WHAT THE TASK ASKS
Using the data below, gather each line that includes the word "Diferencia".
════════
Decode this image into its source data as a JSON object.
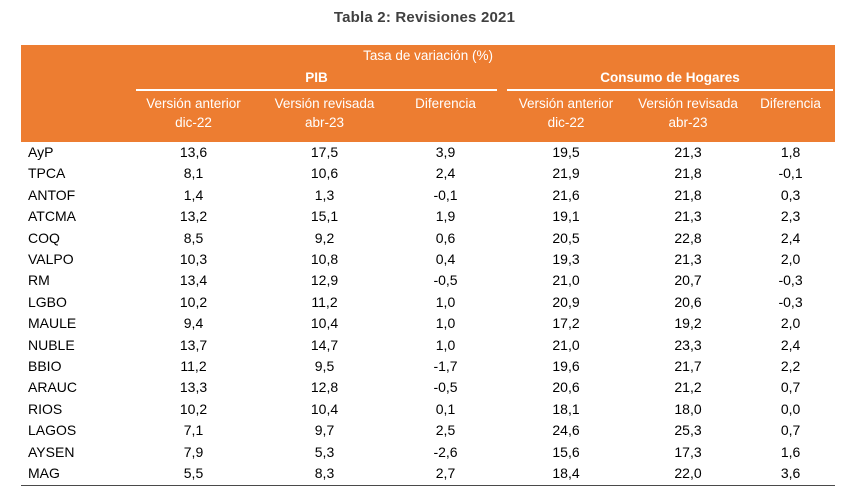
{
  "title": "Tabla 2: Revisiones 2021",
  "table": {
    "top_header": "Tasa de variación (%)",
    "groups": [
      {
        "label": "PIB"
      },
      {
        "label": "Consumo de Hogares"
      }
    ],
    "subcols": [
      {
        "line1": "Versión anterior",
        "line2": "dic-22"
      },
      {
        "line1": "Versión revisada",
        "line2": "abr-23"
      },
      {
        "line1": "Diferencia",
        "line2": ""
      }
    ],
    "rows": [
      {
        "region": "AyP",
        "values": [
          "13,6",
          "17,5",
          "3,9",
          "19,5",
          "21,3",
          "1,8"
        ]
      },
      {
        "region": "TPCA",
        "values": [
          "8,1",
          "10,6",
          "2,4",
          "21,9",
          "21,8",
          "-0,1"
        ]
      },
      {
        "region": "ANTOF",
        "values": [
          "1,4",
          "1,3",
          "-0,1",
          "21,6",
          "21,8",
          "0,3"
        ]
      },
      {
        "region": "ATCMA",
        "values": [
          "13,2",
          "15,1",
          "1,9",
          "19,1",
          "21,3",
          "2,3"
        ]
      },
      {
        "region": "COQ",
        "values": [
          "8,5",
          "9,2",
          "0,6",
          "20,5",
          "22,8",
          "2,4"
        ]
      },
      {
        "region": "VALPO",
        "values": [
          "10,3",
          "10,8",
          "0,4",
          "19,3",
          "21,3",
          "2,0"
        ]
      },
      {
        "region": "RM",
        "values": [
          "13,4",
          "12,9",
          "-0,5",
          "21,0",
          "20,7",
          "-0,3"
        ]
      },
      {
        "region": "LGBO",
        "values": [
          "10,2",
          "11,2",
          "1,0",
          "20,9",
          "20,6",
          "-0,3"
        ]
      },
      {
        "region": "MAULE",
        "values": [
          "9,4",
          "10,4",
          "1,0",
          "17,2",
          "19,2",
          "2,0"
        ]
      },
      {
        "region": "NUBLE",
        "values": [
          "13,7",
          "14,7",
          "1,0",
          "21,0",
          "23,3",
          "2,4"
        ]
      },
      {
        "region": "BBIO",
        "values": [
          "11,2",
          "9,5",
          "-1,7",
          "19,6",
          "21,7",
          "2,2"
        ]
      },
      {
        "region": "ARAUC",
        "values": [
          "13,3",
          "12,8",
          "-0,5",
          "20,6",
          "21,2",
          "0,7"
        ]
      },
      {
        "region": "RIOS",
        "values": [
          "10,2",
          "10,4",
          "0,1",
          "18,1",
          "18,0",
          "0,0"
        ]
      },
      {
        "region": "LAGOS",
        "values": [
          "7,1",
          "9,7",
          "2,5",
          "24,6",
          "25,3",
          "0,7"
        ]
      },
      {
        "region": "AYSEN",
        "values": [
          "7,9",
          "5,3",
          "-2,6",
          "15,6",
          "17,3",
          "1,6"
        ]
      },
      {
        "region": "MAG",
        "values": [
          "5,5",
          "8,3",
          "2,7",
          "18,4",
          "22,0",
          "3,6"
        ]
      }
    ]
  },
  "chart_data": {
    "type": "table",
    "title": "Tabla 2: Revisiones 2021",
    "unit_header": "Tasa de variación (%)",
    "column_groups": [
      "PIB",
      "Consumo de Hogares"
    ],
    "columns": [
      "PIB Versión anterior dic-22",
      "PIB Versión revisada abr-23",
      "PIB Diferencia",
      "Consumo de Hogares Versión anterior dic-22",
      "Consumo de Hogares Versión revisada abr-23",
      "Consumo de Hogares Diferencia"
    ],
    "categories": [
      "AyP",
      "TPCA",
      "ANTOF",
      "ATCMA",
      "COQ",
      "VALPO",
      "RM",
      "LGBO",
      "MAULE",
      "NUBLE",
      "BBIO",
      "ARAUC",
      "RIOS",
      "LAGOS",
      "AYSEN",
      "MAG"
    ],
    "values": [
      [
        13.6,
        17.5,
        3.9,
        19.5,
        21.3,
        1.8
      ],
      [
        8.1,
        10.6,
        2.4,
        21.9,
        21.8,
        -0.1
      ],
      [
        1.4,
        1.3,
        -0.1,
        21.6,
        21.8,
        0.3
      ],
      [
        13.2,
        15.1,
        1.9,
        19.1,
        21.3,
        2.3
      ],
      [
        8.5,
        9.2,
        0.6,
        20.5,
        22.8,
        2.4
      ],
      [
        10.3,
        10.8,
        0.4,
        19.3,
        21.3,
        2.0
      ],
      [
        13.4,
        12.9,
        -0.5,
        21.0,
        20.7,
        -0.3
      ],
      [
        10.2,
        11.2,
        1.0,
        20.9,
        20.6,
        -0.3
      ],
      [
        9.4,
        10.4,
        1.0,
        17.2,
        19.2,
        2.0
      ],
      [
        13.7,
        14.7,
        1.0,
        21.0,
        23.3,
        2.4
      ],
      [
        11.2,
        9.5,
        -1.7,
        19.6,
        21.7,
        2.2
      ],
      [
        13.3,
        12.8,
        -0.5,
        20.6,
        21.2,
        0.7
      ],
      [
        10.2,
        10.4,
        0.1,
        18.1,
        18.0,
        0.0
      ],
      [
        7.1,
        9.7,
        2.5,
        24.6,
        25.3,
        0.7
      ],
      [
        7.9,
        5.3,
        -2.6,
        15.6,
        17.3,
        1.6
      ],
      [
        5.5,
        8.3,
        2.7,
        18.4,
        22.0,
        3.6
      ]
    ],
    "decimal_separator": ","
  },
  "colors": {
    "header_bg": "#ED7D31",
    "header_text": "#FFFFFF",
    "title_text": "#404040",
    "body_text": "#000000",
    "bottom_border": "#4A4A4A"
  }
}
════════
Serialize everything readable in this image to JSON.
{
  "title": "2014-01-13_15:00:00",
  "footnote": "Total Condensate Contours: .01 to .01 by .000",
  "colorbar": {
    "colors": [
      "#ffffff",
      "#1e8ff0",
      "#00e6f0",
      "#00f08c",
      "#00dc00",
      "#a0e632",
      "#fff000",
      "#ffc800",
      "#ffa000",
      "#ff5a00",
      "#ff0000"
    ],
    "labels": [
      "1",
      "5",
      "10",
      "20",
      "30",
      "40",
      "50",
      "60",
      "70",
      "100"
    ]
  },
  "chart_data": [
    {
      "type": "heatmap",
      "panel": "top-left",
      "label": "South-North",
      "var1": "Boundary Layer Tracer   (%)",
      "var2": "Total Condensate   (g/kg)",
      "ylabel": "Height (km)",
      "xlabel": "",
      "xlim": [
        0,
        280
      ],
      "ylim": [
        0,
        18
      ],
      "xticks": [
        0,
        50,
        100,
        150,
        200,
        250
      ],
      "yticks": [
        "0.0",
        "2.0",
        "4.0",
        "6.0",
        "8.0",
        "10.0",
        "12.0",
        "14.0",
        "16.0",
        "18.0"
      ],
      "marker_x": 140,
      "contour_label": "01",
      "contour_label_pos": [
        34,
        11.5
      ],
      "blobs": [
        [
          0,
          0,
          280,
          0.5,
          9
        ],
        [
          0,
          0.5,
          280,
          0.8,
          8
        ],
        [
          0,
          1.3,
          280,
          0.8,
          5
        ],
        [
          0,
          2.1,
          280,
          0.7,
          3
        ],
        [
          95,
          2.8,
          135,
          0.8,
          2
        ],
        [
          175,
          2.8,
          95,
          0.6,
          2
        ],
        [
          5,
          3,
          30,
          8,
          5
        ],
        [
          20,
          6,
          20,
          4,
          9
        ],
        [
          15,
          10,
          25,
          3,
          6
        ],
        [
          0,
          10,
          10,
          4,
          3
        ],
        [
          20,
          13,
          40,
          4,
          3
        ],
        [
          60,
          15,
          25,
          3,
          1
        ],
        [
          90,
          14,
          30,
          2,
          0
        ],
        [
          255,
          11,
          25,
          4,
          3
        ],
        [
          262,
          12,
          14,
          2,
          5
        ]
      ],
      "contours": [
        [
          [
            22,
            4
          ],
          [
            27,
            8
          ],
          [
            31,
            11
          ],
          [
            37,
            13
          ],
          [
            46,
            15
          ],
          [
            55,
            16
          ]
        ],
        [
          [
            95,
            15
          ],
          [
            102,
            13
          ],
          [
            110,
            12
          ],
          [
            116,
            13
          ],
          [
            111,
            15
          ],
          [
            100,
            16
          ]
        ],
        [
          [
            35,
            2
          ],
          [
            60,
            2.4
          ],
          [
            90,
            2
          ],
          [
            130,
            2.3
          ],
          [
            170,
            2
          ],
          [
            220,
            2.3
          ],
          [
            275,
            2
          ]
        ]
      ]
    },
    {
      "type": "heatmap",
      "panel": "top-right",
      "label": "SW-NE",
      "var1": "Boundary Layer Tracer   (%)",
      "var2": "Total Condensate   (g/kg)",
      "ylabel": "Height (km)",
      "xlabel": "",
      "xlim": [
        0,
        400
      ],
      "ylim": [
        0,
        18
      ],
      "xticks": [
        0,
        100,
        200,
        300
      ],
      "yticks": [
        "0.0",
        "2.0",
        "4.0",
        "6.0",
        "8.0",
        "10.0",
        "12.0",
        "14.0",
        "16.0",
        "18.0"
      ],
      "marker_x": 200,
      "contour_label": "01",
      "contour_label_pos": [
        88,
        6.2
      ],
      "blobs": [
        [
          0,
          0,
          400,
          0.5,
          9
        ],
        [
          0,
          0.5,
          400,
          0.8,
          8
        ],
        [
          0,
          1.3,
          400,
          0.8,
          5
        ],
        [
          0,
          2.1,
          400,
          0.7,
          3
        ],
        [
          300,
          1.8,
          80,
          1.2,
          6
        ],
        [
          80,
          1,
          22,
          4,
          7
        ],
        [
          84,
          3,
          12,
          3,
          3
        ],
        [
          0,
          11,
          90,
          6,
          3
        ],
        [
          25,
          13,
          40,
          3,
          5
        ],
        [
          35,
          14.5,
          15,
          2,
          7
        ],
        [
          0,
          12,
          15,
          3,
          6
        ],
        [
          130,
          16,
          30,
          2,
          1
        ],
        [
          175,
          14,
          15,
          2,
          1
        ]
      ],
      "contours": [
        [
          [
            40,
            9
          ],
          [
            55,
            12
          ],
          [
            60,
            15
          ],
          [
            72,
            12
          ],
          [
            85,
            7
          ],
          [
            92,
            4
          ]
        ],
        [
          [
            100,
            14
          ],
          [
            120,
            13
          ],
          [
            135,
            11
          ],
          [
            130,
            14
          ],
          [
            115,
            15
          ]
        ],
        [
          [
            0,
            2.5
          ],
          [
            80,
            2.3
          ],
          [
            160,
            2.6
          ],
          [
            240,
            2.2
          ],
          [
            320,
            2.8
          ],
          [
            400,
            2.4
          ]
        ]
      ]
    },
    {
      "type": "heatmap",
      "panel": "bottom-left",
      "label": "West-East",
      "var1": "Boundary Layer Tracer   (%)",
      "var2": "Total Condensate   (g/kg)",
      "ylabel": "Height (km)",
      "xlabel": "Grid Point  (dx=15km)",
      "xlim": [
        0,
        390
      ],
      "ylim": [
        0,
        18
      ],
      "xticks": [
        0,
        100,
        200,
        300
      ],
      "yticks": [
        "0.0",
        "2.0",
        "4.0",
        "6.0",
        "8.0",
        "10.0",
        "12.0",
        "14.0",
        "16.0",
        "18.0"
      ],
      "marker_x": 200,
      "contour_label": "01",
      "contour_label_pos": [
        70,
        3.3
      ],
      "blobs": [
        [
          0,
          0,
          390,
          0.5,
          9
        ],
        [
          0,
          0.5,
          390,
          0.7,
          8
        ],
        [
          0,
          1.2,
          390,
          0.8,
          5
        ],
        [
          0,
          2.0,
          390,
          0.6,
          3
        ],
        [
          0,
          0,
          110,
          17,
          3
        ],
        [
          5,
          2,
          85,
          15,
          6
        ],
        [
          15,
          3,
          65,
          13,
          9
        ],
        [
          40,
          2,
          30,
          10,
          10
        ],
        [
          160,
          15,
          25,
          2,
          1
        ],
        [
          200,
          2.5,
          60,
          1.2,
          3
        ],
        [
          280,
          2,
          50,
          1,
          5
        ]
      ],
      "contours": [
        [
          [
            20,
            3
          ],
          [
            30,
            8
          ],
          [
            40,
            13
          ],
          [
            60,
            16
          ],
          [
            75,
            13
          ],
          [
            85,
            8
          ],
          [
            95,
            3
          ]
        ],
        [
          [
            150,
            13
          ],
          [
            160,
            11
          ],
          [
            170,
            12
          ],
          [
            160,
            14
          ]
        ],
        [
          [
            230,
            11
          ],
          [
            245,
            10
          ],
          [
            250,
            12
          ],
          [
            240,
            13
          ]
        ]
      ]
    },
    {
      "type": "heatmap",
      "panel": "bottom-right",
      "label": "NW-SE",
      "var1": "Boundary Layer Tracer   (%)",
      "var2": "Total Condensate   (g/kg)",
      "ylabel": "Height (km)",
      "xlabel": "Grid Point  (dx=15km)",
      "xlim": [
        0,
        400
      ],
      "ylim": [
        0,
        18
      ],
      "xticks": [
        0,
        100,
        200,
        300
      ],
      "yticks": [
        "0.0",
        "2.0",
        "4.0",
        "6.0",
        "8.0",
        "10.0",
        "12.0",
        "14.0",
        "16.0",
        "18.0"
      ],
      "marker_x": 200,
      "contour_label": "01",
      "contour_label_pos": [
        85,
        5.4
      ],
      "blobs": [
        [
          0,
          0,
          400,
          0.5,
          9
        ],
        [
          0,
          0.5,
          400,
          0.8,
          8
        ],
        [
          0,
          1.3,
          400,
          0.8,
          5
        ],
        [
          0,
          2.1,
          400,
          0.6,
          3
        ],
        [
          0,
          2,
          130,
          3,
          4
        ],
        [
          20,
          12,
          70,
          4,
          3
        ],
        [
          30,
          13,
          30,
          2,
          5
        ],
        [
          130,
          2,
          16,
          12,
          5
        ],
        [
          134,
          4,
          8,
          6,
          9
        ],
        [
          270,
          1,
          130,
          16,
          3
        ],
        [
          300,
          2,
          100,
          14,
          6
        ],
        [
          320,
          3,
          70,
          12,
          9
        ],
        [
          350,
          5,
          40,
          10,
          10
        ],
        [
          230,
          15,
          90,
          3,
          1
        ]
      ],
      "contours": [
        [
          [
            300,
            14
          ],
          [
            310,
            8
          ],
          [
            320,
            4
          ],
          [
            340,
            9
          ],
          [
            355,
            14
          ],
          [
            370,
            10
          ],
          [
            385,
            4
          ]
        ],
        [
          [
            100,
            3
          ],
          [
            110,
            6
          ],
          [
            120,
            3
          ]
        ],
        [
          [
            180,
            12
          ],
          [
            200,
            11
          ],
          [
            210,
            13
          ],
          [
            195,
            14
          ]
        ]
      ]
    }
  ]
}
════════
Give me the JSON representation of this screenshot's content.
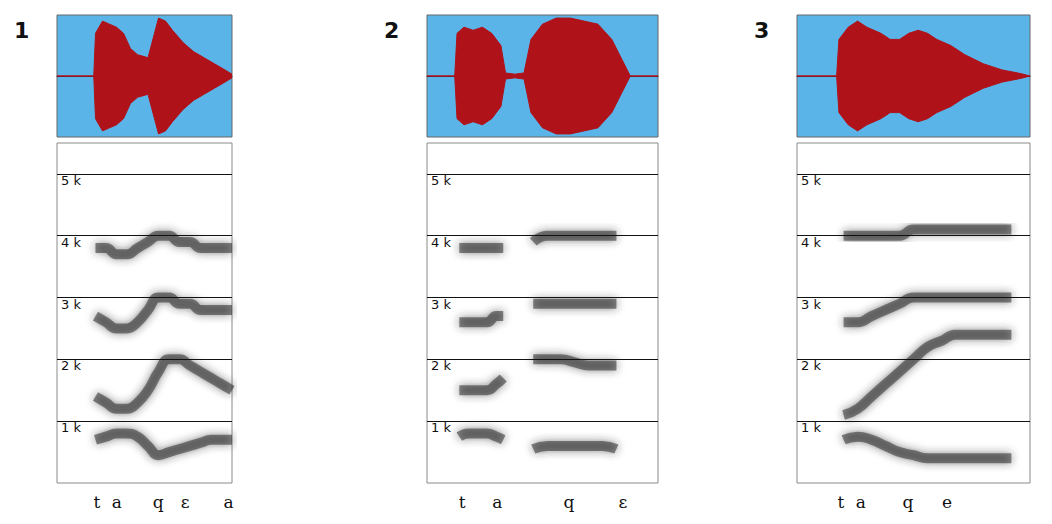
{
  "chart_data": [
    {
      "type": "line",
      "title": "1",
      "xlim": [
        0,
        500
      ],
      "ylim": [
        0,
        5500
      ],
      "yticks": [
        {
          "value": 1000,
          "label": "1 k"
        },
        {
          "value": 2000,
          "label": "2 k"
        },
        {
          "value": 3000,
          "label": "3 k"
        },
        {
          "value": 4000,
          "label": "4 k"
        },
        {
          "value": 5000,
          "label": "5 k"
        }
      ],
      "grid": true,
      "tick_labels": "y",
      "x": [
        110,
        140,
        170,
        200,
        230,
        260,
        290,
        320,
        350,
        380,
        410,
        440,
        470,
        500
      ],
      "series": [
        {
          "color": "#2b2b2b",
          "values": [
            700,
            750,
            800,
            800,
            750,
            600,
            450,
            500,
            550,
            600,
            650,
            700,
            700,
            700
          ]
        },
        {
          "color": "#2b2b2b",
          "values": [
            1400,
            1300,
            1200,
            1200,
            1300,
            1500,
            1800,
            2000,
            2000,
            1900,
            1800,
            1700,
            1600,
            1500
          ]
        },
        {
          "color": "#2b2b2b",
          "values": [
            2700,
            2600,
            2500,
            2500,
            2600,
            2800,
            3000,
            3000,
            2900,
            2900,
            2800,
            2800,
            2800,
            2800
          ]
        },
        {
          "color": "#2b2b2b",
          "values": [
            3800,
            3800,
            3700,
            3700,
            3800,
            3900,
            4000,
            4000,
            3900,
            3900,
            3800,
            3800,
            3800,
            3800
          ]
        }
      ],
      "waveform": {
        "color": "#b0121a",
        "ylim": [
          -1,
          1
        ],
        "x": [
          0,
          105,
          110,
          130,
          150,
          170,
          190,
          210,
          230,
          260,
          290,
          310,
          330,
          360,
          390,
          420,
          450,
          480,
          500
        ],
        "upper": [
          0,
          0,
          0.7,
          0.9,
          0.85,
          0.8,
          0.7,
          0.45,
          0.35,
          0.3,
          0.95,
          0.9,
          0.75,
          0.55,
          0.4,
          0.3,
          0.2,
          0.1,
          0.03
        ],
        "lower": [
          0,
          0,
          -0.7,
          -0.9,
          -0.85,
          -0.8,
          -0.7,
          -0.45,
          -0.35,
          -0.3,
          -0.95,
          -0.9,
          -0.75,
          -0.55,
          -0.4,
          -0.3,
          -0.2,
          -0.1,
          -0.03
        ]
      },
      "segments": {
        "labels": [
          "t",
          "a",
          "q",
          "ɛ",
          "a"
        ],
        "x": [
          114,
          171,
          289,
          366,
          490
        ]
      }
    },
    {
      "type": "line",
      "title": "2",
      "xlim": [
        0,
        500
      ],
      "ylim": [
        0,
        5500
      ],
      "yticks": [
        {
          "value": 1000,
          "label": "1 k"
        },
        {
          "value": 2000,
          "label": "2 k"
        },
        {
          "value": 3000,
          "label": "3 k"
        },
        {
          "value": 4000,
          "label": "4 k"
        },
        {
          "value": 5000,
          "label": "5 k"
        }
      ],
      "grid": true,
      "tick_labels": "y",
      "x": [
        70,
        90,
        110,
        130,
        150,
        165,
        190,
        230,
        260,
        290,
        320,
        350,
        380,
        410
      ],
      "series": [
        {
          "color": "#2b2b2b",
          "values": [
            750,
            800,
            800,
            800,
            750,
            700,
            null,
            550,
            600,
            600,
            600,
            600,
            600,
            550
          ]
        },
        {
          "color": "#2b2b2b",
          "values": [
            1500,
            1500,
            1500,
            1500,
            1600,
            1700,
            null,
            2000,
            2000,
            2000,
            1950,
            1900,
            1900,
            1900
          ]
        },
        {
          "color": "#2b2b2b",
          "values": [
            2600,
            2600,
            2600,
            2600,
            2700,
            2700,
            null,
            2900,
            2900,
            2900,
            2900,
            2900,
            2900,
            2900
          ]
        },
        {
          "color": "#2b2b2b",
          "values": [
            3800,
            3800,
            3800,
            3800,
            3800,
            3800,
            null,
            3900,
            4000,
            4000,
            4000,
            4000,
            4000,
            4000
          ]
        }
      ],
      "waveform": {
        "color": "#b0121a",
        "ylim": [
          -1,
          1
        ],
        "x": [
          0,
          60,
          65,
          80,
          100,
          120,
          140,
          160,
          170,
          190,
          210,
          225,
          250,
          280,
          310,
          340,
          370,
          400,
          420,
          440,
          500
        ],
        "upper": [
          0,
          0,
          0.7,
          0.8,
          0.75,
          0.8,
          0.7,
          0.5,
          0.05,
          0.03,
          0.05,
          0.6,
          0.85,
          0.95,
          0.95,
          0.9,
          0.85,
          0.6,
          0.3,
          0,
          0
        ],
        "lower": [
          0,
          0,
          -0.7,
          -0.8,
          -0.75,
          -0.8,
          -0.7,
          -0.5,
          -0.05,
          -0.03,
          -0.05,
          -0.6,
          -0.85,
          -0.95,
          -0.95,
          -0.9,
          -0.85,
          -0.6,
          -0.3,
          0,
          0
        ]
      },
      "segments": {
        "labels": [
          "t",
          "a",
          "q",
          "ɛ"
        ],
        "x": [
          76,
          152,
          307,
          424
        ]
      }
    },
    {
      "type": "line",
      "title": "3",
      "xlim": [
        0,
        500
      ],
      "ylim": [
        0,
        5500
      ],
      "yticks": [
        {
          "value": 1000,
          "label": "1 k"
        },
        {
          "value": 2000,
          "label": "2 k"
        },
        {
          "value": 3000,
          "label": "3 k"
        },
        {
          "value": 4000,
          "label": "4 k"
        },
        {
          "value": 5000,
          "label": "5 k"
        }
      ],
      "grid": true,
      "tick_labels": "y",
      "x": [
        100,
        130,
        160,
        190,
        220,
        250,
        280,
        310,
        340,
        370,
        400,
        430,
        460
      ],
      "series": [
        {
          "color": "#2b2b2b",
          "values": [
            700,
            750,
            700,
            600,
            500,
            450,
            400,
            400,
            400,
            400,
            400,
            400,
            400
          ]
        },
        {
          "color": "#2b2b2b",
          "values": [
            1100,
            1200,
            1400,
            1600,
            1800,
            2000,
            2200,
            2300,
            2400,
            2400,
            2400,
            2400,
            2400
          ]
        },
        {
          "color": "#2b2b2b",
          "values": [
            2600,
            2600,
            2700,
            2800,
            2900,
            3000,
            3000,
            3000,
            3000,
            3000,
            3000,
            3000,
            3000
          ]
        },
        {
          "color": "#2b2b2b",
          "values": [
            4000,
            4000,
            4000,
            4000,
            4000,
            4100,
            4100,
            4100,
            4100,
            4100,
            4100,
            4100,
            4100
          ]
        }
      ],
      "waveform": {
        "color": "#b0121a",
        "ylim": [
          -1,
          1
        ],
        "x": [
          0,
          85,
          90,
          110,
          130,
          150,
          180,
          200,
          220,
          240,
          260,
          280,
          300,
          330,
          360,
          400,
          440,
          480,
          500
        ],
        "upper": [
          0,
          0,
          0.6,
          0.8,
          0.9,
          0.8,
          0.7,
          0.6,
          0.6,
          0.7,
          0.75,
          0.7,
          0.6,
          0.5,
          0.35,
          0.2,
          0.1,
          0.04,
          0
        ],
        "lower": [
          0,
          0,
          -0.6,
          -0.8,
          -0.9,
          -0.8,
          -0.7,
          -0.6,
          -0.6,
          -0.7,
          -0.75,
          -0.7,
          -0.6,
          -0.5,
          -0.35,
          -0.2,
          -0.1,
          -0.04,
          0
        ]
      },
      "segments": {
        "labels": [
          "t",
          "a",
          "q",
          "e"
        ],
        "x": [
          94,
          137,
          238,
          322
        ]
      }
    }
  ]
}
════════
RESULT
        "line1": "Diferencia",
      "PIB Diferencia",
      "Consumo de Hogares Diferencia"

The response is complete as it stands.